What is being asked: The records below should be written out again, exactly.

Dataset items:
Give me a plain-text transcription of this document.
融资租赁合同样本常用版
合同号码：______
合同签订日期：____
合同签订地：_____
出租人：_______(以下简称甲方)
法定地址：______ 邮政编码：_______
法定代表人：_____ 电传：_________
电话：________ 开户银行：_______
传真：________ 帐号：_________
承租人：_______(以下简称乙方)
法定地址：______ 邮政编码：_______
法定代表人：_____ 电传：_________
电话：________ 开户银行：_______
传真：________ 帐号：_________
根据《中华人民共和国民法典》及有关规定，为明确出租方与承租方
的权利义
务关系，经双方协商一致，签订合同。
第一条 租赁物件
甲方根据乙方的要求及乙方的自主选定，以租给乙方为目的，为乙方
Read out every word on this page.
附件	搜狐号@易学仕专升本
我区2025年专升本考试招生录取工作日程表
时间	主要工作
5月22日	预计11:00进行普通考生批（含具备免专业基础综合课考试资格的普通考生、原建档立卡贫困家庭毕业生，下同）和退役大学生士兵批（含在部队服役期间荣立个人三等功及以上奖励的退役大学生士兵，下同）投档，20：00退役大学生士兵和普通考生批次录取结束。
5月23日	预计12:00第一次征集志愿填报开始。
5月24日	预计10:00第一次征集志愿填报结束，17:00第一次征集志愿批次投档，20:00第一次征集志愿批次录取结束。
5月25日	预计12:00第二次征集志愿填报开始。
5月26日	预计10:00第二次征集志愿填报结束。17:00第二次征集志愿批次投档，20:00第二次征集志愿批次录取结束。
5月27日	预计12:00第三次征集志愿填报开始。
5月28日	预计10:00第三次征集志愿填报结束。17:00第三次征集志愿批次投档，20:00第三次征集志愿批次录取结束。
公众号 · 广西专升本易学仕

Written answer:
Give me a plain-text transcription of this document.
融资租赁合同样本常用版
合同号码：______
合同签订日期：____
合同签订地：_____
出租人：_______(以下简称甲方)
法定地址：______ 邮政编码：_______
法定代表人：_____ 电传：_________
电话：________ 开户银行：_______
传真：________ 帐号：_________
承租人：_______(以下简称乙方)
法定地址：______ 邮政编码：_______
法定代表人：_____ 电传：_________
电话：________ 开户银行：_______
传真：________ 帐号：_________
根据《中华人民共和国民法典》及有关规定，为明确出租方与承租方
的权利义
务关系，经双方协商一致，签订合同。
第一条 租赁物件
甲方根据乙方的要求及乙方的自主选定，以租给乙方为目的，为乙方
Read out every word on this page.
附件	搜狐号@易学仕专升本
我区2025年专升本考试招生录取工作日程表
时间	主要工作
5月22日	预计11:00进行普通考生批（含具备免专业基础综合课考试资格的普通考生、原建档立卡贫困家庭毕业生，下同）和退役大学生士兵批（含在部队服役期间荣立个人三等功及以上奖励的退役大学生士兵，下同）投档，20：00退役大学生士兵和普通考生批次录取结束。
5月23日	预计12:00第一次征集志愿填报开始。
5月24日	预计10:00第一次征集志愿填报结束，17:00第一次征集志愿批次投档，20:00第一次征集志愿批次录取结束。
5月25日	预计12:00第二次征集志愿填报开始。
5月26日	预计10:00第二次征集志愿填报结束。17:00第二次征集志愿批次投档，20:00第二次征集志愿批次录取结束。
5月27日	预计12:00第三次征集志愿填报开始。
5月28日	预计10:00第三次征集志愿填报结束。17:00第三次征集志愿批次投档，20:00第三次征集志愿批次录取结束。
公众号 · 广西专升本易学仕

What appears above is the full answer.